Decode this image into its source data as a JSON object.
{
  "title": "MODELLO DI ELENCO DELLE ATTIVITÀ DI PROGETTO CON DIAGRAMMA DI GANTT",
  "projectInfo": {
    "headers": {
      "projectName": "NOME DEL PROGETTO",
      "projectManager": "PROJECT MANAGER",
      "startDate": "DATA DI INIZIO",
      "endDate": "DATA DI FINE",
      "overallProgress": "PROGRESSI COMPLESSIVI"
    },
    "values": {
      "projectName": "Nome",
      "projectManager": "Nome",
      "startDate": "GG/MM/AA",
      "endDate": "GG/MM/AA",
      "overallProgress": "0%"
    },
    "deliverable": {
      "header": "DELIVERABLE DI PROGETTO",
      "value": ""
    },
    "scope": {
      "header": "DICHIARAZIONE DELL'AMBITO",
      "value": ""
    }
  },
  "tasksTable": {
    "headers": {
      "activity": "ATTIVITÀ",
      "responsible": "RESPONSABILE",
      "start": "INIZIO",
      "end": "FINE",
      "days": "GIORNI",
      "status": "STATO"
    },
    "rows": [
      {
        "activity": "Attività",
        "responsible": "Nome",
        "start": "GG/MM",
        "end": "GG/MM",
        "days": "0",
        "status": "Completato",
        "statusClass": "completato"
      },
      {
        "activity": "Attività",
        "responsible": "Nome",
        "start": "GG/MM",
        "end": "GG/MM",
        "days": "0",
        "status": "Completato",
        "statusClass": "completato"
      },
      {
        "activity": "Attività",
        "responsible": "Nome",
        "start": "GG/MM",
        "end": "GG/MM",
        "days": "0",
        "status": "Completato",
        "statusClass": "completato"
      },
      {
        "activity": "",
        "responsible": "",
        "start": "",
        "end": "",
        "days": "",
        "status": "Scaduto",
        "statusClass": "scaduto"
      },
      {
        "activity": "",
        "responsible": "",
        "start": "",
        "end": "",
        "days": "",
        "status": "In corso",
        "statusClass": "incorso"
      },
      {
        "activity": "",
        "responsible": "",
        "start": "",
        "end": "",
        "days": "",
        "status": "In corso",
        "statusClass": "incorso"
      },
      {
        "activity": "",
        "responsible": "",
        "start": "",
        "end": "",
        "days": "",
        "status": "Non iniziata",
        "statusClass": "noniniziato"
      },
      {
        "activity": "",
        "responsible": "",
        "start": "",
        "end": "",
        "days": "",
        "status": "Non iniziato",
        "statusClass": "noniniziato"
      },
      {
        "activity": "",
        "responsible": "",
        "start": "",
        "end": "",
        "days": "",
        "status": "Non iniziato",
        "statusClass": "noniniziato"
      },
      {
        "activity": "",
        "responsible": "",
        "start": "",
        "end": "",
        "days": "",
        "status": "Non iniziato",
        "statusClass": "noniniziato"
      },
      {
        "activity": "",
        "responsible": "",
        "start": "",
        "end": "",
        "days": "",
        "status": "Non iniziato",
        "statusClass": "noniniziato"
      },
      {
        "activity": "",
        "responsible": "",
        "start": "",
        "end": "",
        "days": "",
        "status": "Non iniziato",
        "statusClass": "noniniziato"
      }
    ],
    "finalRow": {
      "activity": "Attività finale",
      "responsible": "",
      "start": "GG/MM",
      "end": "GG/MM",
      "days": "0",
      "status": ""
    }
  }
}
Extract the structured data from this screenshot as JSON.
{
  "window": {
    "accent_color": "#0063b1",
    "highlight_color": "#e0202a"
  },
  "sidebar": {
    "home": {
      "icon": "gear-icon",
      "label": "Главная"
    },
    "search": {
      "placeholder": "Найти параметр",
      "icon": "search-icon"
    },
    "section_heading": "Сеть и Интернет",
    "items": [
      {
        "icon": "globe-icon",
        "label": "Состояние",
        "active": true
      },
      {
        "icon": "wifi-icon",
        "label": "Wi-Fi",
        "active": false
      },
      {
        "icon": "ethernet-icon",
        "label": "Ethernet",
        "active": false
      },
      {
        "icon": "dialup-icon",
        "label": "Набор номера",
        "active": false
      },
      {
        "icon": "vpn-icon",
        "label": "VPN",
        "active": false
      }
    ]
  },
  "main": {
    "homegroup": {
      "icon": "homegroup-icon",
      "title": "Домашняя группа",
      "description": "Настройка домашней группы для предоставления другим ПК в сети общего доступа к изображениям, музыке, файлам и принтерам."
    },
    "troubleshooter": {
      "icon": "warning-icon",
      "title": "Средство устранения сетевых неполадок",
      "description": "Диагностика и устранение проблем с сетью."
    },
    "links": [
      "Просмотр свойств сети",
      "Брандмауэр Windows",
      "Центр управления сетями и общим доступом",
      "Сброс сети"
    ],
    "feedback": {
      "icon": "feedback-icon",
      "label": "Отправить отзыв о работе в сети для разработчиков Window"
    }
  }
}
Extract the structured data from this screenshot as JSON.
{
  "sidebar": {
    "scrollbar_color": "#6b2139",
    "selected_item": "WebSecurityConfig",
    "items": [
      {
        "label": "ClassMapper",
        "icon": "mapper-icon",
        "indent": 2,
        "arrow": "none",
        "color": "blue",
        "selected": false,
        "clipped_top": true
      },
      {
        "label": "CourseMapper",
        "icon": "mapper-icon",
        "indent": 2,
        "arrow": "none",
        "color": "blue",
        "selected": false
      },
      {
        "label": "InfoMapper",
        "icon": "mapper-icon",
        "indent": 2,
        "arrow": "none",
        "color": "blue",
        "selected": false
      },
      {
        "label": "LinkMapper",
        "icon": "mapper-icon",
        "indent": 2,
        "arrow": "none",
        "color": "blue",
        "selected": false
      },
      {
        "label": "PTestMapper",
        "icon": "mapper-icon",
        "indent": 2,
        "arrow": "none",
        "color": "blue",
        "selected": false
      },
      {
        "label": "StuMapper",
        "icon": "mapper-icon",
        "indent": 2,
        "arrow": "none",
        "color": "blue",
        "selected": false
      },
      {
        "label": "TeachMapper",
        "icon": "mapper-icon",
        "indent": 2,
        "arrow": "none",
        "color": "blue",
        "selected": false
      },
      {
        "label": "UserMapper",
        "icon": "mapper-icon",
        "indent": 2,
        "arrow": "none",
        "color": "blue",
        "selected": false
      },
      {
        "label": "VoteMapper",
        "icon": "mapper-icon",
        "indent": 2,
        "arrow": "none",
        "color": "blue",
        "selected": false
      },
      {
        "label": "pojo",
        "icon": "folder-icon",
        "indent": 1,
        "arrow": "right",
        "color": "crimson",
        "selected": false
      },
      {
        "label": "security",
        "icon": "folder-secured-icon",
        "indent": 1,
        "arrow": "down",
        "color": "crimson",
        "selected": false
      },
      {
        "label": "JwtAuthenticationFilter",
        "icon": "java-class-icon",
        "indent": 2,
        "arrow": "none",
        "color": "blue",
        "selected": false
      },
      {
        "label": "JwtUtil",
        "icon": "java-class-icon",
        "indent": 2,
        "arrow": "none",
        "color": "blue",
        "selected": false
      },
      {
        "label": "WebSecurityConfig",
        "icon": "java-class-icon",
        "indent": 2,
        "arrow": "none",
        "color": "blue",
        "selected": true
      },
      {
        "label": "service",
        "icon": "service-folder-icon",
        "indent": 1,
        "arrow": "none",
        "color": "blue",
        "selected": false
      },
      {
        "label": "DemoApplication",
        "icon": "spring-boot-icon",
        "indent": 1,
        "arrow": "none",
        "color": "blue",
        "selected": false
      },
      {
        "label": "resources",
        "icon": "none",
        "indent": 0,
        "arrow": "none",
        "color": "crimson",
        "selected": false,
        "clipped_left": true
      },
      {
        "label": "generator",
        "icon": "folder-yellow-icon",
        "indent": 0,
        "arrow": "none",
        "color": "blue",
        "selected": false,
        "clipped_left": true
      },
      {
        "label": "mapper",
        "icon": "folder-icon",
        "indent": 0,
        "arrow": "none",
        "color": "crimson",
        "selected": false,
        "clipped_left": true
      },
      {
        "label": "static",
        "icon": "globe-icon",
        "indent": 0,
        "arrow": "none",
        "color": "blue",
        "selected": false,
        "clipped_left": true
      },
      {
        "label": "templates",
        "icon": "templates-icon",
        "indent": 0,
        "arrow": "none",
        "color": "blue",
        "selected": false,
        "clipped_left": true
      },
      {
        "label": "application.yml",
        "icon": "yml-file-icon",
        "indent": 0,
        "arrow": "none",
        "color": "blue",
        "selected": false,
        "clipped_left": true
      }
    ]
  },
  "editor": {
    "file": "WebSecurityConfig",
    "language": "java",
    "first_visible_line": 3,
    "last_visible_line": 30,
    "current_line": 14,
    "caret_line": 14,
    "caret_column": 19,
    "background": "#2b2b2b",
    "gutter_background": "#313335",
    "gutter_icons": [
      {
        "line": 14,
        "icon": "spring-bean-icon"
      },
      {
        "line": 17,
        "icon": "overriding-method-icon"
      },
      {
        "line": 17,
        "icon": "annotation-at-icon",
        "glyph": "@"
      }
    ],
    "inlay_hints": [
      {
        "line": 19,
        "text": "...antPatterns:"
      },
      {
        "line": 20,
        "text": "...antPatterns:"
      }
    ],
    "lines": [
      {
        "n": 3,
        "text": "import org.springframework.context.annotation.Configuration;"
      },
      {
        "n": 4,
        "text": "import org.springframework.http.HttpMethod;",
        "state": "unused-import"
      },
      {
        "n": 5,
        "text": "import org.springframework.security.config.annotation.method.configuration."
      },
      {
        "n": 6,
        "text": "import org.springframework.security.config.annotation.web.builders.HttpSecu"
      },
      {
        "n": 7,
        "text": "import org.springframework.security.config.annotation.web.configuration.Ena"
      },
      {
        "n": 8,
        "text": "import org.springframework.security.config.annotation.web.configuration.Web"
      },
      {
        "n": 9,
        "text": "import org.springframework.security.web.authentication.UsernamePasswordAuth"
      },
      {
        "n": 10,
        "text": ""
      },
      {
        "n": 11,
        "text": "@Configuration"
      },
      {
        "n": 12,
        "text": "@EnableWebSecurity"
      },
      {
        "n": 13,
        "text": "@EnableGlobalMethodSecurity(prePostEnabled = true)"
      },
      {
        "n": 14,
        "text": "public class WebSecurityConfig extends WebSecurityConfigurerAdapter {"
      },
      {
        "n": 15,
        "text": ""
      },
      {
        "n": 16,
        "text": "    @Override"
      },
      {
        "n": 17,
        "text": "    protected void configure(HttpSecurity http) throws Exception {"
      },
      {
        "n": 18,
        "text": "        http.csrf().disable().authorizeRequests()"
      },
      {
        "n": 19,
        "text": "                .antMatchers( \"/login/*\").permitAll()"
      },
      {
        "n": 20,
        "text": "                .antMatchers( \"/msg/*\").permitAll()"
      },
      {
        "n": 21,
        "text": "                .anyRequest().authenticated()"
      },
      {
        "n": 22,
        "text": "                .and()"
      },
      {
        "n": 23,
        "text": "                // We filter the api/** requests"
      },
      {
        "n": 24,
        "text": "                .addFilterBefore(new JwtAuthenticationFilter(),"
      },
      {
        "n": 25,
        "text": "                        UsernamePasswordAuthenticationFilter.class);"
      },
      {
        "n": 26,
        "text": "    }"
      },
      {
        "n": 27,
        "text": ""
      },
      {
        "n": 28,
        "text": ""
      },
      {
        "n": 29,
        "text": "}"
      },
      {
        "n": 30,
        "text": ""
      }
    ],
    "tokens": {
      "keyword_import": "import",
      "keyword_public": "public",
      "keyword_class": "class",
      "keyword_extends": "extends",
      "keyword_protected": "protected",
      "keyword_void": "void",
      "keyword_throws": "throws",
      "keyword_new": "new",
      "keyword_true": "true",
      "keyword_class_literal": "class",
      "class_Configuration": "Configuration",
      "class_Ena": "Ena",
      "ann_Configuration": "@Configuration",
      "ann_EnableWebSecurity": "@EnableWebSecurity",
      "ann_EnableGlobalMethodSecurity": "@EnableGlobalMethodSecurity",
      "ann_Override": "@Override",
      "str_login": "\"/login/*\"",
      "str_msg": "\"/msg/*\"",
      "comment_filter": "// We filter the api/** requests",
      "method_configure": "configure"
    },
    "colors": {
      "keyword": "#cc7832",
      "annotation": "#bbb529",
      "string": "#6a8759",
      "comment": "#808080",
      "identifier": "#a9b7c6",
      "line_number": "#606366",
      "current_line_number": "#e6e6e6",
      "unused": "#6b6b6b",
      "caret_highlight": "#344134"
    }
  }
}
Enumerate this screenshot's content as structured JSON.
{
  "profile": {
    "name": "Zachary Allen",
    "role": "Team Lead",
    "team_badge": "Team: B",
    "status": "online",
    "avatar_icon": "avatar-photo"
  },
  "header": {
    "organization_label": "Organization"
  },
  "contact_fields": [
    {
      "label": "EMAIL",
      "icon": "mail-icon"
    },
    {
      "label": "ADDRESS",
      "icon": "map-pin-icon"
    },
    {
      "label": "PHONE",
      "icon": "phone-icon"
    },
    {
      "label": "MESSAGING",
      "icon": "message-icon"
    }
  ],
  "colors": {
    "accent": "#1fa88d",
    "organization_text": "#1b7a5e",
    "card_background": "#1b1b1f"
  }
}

============================================================

→ TASK DESCRIPTION
Output the line that contains "Enumerate this screenshot's", followed by every later line in the listing, with no line omitted and none added.

→ RESULT OF THE EXERCISE
Enumerate this screenshot's content as structured JSON.
{
  "profile": {
    "name": "Zachary Allen",
    "role": "Team Lead",
    "team_badge": "Team: B",
    "status": "online",
    "avatar_icon": "avatar-photo"
  },
  "header": {
    "organization_label": "Organization"
  },
  "contact_fields": [
    {
      "label": "EMAIL",
      "icon": "mail-icon"
    },
    {
      "label": "ADDRESS",
      "icon": "map-pin-icon"
    },
    {
      "label": "PHONE",
      "icon": "phone-icon"
    },
    {
      "label": "MESSAGING",
      "icon": "message-icon"
    }
  ],
  "colors": {
    "accent": "#1fa88d",
    "organization_text": "#1b7a5e",
    "card_background": "#1b1b1f"
  }
}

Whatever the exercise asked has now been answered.